Task instructions: From the line with "Extract the structured" to the final line of the records, reproduce every line exactly and only those lines.

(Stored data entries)
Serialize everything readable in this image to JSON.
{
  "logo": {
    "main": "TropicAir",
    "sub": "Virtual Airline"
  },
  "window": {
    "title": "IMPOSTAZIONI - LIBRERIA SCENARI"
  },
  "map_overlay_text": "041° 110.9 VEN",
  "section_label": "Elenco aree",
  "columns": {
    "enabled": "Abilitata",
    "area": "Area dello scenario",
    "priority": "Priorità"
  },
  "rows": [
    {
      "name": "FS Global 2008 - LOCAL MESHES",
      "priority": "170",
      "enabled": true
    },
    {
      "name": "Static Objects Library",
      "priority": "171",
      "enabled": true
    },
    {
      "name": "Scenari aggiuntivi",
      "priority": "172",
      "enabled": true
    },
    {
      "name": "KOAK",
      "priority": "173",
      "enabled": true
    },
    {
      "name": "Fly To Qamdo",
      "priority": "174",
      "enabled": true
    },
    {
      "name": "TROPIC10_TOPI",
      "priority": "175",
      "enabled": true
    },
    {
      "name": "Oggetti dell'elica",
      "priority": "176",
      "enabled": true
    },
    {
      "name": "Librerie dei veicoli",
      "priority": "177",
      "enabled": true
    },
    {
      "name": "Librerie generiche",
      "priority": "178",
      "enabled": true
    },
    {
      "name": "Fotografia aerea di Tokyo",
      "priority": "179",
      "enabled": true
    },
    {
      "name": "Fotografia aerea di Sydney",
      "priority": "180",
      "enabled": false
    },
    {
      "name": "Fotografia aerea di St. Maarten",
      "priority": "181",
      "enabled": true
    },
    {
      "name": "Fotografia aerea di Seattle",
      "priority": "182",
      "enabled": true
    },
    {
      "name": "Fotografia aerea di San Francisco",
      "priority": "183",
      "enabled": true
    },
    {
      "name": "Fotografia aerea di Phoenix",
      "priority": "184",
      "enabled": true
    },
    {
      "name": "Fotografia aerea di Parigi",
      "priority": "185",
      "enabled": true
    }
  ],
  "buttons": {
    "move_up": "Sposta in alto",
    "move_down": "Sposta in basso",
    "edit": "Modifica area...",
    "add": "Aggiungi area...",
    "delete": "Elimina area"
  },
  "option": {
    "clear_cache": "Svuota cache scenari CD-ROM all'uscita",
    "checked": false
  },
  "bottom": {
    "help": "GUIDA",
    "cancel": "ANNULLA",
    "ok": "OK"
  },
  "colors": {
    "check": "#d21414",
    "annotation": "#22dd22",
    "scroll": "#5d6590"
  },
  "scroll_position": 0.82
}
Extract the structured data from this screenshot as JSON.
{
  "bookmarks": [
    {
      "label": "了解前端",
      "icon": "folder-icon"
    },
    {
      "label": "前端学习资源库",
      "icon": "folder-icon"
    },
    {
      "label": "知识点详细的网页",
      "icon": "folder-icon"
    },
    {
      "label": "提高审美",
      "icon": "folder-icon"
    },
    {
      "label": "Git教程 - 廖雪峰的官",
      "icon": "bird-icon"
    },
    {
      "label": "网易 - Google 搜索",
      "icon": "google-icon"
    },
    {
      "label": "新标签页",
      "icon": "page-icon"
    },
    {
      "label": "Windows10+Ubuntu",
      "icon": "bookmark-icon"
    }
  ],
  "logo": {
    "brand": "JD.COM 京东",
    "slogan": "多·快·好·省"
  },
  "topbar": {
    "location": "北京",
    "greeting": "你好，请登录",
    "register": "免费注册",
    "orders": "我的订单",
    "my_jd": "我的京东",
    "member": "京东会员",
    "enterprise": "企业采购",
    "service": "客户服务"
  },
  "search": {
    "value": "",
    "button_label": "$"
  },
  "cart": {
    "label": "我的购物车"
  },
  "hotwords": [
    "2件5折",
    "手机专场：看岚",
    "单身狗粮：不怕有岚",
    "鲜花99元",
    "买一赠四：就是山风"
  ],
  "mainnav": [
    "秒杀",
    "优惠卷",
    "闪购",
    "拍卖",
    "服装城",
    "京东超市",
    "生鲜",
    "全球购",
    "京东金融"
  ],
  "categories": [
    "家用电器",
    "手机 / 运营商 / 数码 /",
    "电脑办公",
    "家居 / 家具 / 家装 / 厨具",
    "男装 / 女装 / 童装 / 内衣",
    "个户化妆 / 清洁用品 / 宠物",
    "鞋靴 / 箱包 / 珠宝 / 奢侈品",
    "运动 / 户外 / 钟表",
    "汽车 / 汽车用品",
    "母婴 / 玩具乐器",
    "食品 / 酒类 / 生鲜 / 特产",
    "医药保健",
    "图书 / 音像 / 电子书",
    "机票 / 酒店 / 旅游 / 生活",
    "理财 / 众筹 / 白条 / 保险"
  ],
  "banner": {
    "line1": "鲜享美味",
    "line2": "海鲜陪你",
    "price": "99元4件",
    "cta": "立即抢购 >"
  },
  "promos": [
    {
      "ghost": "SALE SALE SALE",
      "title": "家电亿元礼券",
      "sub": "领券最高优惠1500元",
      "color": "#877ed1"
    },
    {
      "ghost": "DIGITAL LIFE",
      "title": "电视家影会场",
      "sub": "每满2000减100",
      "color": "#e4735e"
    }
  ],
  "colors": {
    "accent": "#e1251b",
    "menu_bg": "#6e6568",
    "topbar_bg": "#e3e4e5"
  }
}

Expected output:
Extract the structured data from this screenshot as JSON.
{
  "bookmarks": [
    {
      "label": "了解前端",
      "icon": "folder-icon"
    },
    {
      "label": "前端学习资源库",
      "icon": "folder-icon"
    },
    {
      "label": "知识点详细的网页",
      "icon": "folder-icon"
    },
    {
      "label": "提高审美",
      "icon": "folder-icon"
    },
    {
      "label": "Git教程 - 廖雪峰的官",
      "icon": "bird-icon"
    },
    {
      "label": "网易 - Google 搜索",
      "icon": "google-icon"
    },
    {
      "label": "新标签页",
      "icon": "page-icon"
    },
    {
      "label": "Windows10+Ubuntu",
      "icon": "bookmark-icon"
    }
  ],
  "logo": {
    "brand": "JD.COM 京东",
    "slogan": "多·快·好·省"
  },
  "topbar": {
    "location": "北京",
    "greeting": "你好，请登录",
    "register": "免费注册",
    "orders": "我的订单",
    "my_jd": "我的京东",
    "member": "京东会员",
    "enterprise": "企业采购",
    "service": "客户服务"
  },
  "search": {
    "value": "",
    "button_label": "$"
  },
  "cart": {
    "label": "我的购物车"
  },
  "hotwords": [
    "2件5折",
    "手机专场：看岚",
    "单身狗粮：不怕有岚",
    "鲜花99元",
    "买一赠四：就是山风"
  ],
  "mainnav": [
    "秒杀",
    "优惠卷",
    "闪购",
    "拍卖",
    "服装城",
    "京东超市",
    "生鲜",
    "全球购",
    "京东金融"
  ],
  "categories": [
    "家用电器",
    "手机 / 运营商 / 数码 /",
    "电脑办公",
    "家居 / 家具 / 家装 / 厨具",
    "男装 / 女装 / 童装 / 内衣",
    "个户化妆 / 清洁用品 / 宠物",
    "鞋靴 / 箱包 / 珠宝 / 奢侈品",
    "运动 / 户外 / 钟表",
    "汽车 / 汽车用品",
    "母婴 / 玩具乐器",
    "食品 / 酒类 / 生鲜 / 特产",
    "医药保健",
    "图书 / 音像 / 电子书",
    "机票 / 酒店 / 旅游 / 生活",
    "理财 / 众筹 / 白条 / 保险"
  ],
  "banner": {
    "line1": "鲜享美味",
    "line2": "海鲜陪你",
    "price": "99元4件",
    "cta": "立即抢购 >"
  },
  "promos": [
    {
      "ghost": "SALE SALE SALE",
      "title": "家电亿元礼券",
      "sub": "领券最高优惠1500元",
      "color": "#877ed1"
    },
    {
      "ghost": "DIGITAL LIFE",
      "title": "电视家影会场",
      "sub": "每满2000减100",
      "color": "#e4735e"
    }
  ],
  "colors": {
    "accent": "#e1251b",
    "menu_bg": "#6e6568",
    "topbar_bg": "#e3e4e5"
  }
}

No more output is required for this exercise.